==== Provided information
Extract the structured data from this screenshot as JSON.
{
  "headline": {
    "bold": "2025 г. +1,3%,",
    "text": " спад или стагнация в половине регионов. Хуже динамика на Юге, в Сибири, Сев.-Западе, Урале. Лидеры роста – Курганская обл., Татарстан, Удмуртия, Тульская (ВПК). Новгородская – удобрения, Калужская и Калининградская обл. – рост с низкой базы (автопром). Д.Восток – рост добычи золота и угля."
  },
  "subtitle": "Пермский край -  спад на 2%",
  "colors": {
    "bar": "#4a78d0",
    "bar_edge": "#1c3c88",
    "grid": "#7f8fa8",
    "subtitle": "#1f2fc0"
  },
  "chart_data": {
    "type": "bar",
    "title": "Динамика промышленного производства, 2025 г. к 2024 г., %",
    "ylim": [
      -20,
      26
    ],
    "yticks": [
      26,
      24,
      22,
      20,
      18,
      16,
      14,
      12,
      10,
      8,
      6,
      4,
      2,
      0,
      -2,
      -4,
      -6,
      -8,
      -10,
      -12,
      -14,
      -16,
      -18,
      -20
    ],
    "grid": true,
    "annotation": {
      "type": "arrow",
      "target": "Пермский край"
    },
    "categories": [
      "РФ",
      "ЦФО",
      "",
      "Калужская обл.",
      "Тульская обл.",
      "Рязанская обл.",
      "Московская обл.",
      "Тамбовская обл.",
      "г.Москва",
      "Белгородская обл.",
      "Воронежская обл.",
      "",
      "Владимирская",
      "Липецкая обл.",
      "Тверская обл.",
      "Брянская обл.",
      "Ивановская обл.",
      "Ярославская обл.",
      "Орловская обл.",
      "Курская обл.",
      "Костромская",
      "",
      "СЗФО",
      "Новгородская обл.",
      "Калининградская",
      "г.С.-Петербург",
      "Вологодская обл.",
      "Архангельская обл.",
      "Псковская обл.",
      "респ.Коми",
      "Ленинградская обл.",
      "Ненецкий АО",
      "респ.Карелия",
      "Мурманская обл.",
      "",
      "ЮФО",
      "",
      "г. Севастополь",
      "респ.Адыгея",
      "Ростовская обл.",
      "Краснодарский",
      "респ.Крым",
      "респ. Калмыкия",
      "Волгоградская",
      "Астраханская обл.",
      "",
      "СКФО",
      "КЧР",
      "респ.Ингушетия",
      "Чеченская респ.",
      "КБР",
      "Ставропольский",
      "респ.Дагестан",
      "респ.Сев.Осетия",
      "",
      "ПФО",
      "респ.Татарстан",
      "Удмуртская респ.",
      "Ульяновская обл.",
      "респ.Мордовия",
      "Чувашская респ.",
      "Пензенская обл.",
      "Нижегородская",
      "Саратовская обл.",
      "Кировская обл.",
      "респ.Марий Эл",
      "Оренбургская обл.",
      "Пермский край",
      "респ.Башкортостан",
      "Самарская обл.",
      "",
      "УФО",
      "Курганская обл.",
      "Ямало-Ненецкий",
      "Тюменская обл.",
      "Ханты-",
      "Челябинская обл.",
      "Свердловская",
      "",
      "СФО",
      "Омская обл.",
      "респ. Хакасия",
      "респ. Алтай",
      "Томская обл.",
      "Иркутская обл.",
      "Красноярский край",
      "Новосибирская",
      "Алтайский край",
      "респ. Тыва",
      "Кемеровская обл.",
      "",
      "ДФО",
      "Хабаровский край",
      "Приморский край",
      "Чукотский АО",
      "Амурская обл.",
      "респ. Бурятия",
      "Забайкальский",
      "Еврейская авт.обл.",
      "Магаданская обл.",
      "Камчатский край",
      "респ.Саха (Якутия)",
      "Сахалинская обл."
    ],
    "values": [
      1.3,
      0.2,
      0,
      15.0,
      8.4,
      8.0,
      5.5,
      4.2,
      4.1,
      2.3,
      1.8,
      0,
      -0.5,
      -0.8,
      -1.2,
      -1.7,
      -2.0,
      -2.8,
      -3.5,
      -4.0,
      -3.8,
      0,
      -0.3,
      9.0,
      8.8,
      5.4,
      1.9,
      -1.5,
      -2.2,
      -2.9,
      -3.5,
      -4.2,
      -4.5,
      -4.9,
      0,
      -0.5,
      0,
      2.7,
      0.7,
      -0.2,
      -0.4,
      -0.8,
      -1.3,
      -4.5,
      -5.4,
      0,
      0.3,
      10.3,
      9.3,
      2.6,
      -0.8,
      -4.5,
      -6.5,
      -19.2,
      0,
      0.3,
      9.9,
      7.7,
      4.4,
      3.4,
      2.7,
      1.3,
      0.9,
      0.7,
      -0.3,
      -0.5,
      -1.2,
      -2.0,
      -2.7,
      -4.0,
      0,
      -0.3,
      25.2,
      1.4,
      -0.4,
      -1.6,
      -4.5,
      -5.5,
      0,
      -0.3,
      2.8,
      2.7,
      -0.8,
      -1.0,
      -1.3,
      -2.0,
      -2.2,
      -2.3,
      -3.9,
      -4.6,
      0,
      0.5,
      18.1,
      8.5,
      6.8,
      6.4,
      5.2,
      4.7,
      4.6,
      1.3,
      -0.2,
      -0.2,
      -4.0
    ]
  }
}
========
What is expected: Going through the data above, count the lines where the string "Курганская" appears, and answer with only that number.

Answer to this exercise: 2